--- Request ---
Omit any picture, and return the remaining data exactly as written.
# START OF Materials provided
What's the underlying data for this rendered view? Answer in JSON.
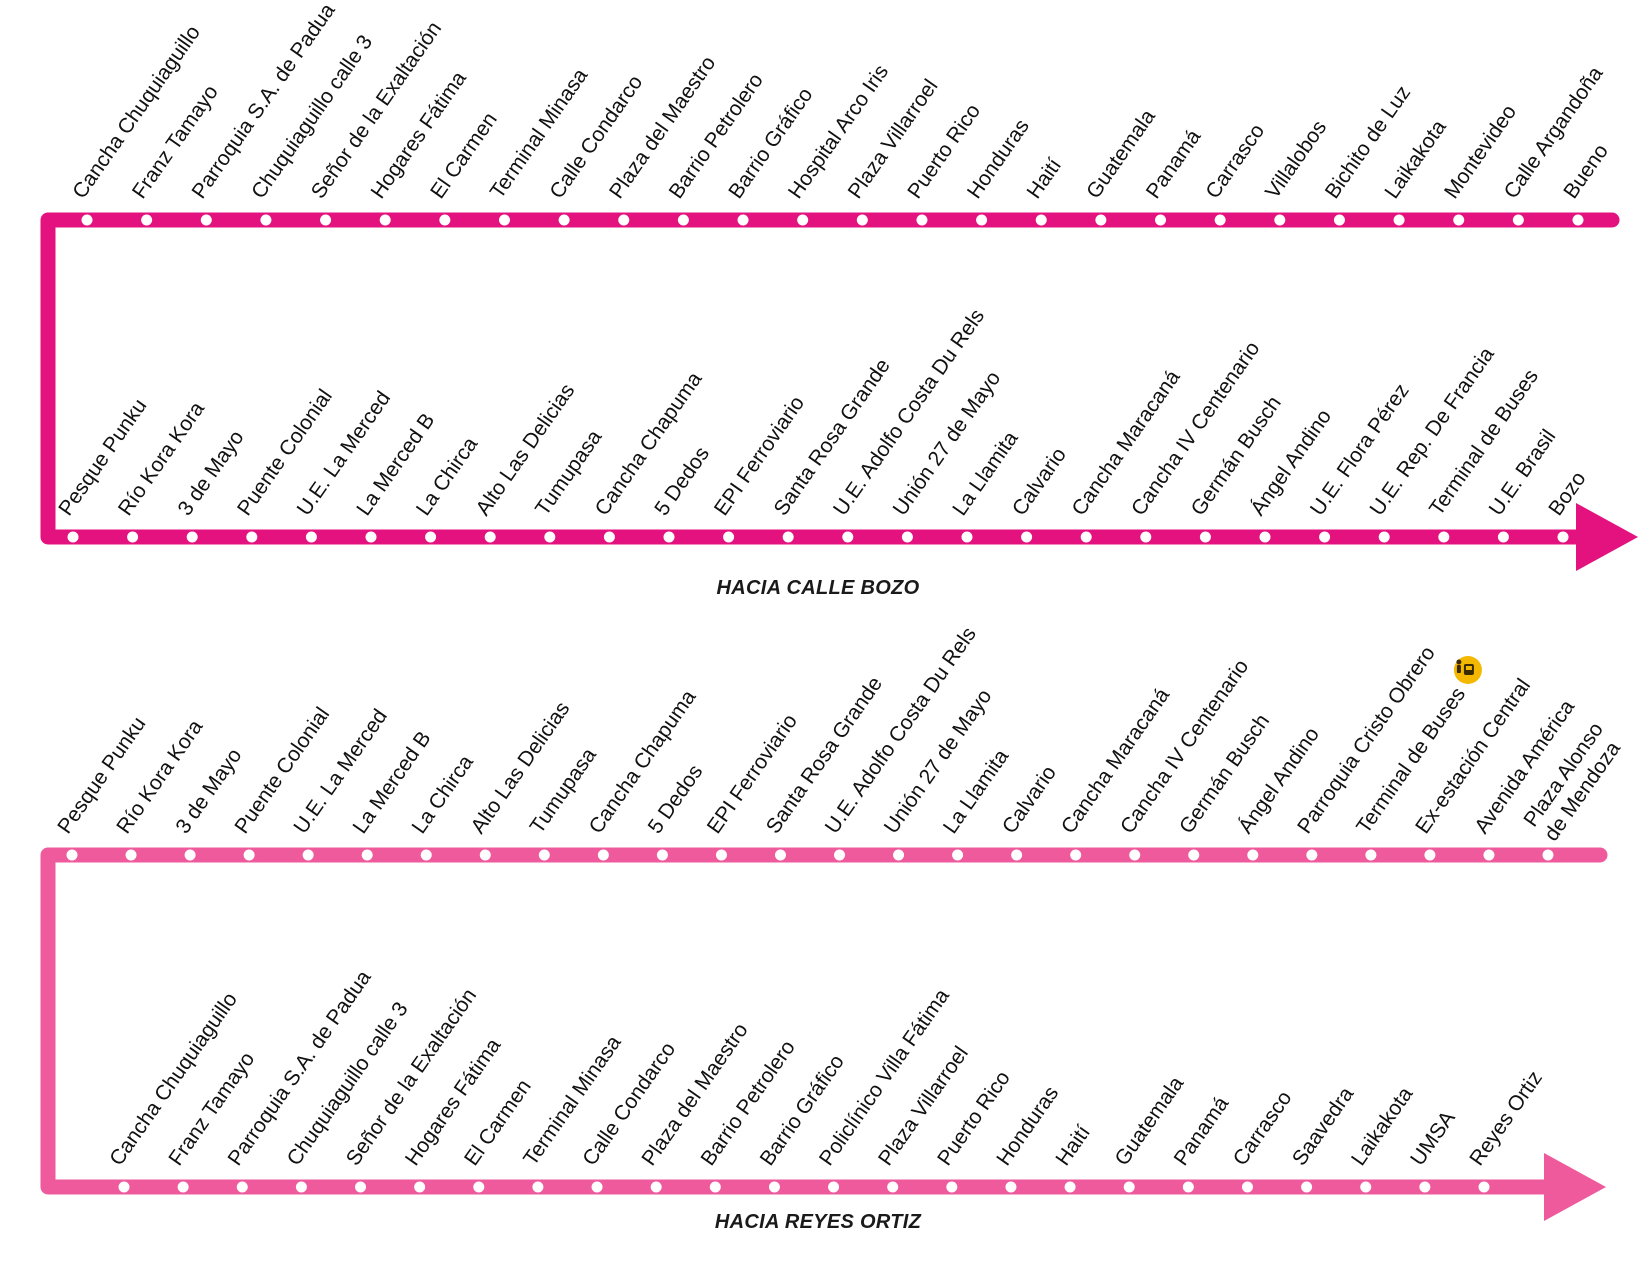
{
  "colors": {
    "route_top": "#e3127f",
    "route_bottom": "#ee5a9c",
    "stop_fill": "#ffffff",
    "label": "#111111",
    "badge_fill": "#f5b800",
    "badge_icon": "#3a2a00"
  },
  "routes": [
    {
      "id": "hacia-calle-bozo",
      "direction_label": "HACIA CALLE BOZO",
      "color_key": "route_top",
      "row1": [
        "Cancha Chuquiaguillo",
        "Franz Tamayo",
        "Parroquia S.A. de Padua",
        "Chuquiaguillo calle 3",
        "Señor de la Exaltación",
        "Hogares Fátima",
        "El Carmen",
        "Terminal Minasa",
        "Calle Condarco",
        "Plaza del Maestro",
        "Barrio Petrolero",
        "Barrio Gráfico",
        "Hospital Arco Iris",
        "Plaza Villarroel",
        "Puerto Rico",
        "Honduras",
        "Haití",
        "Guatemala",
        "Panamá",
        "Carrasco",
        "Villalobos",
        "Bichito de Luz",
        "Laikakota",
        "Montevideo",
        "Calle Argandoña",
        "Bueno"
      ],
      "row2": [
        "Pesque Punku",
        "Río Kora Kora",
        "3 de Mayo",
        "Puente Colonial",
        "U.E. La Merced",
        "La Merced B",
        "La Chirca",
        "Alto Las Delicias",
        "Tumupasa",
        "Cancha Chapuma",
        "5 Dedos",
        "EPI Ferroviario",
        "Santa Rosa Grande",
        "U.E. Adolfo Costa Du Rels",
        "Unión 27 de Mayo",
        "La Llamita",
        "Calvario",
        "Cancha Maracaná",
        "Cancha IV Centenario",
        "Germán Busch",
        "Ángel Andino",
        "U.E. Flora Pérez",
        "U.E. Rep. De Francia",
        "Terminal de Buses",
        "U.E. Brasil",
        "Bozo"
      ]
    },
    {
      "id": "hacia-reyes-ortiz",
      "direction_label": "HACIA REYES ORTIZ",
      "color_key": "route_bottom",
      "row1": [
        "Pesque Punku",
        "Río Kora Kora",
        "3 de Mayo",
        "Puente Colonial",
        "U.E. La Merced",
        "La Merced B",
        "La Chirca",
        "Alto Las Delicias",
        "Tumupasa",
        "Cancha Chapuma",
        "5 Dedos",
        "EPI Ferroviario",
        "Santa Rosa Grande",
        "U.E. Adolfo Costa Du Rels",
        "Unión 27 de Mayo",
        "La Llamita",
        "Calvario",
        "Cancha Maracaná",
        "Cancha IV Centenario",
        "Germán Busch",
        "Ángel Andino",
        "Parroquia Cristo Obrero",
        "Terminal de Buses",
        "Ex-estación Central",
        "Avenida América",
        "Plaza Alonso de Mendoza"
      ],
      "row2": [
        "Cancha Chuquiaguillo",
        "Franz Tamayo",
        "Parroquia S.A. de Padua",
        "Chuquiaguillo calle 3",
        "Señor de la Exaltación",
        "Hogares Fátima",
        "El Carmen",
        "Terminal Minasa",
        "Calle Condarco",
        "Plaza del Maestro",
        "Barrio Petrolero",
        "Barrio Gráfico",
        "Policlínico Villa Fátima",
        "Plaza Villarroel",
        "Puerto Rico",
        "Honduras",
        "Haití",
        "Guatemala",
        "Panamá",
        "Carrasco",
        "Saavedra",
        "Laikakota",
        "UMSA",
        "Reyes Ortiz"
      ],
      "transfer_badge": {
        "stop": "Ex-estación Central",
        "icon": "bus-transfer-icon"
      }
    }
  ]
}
# END OF Materials provided
--- Completed exercise ---
What's the underlying data for this rendered view? Answer in JSON.
{
  "colors": {
    "route_top": "#e3127f",
    "route_bottom": "#ee5a9c",
    "stop_fill": "#ffffff",
    "label": "#111111",
    "badge_fill": "#f5b800",
    "badge_icon": "#3a2a00"
  },
  "routes": [
    {
      "id": "hacia-calle-bozo",
      "direction_label": "HACIA CALLE BOZO",
      "color_key": "route_top",
      "row1": [
        "Cancha Chuquiaguillo",
        "Franz Tamayo",
        "Parroquia S.A. de Padua",
        "Chuquiaguillo calle 3",
        "Señor de la Exaltación",
        "Hogares Fátima",
        "El Carmen",
        "Terminal Minasa",
        "Calle Condarco",
        "Plaza del Maestro",
        "Barrio Petrolero",
        "Barrio Gráfico",
        "Hospital Arco Iris",
        "Plaza Villarroel",
        "Puerto Rico",
        "Honduras",
        "Haití",
        "Guatemala",
        "Panamá",
        "Carrasco",
        "Villalobos",
        "Bichito de Luz",
        "Laikakota",
        "Montevideo",
        "Calle Argandoña",
        "Bueno"
      ],
      "row2": [
        "Pesque Punku",
        "Río Kora Kora",
        "3 de Mayo",
        "Puente Colonial",
        "U.E. La Merced",
        "La Merced B",
        "La Chirca",
        "Alto Las Delicias",
        "Tumupasa",
        "Cancha Chapuma",
        "5 Dedos",
        "EPI Ferroviario",
        "Santa Rosa Grande",
        "U.E. Adolfo Costa Du Rels",
        "Unión 27 de Mayo",
        "La Llamita",
        "Calvario",
        "Cancha Maracaná",
        "Cancha IV Centenario",
        "Germán Busch",
        "Ángel Andino",
        "U.E. Flora Pérez",
        "U.E. Rep. De Francia",
        "Terminal de Buses",
        "U.E. Brasil",
        "Bozo"
      ]
    },
    {
      "id": "hacia-reyes-ortiz",
      "direction_label": "HACIA REYES ORTIZ",
      "color_key": "route_bottom",
      "row1": [
        "Pesque Punku",
        "Río Kora Kora",
        "3 de Mayo",
        "Puente Colonial",
        "U.E. La Merced",
        "La Merced B",
        "La Chirca",
        "Alto Las Delicias",
        "Tumupasa",
        "Cancha Chapuma",
        "5 Dedos",
        "EPI Ferroviario",
        "Santa Rosa Grande",
        "U.E. Adolfo Costa Du Rels",
        "Unión 27 de Mayo",
        "La Llamita",
        "Calvario",
        "Cancha Maracaná",
        "Cancha IV Centenario",
        "Germán Busch",
        "Ángel Andino",
        "Parroquia Cristo Obrero",
        "Terminal de Buses",
        "Ex-estación Central",
        "Avenida América",
        "Plaza Alonso de Mendoza"
      ],
      "row2": [
        "Cancha Chuquiaguillo",
        "Franz Tamayo",
        "Parroquia S.A. de Padua",
        "Chuquiaguillo calle 3",
        "Señor de la Exaltación",
        "Hogares Fátima",
        "El Carmen",
        "Terminal Minasa",
        "Calle Condarco",
        "Plaza del Maestro",
        "Barrio Petrolero",
        "Barrio Gráfico",
        "Policlínico Villa Fátima",
        "Plaza Villarroel",
        "Puerto Rico",
        "Honduras",
        "Haití",
        "Guatemala",
        "Panamá",
        "Carrasco",
        "Saavedra",
        "Laikakota",
        "UMSA",
        "Reyes Ortiz"
      ],
      "transfer_badge": {
        "stop": "Ex-estación Central",
        "icon": "bus-transfer-icon"
      }
    }
  ]
}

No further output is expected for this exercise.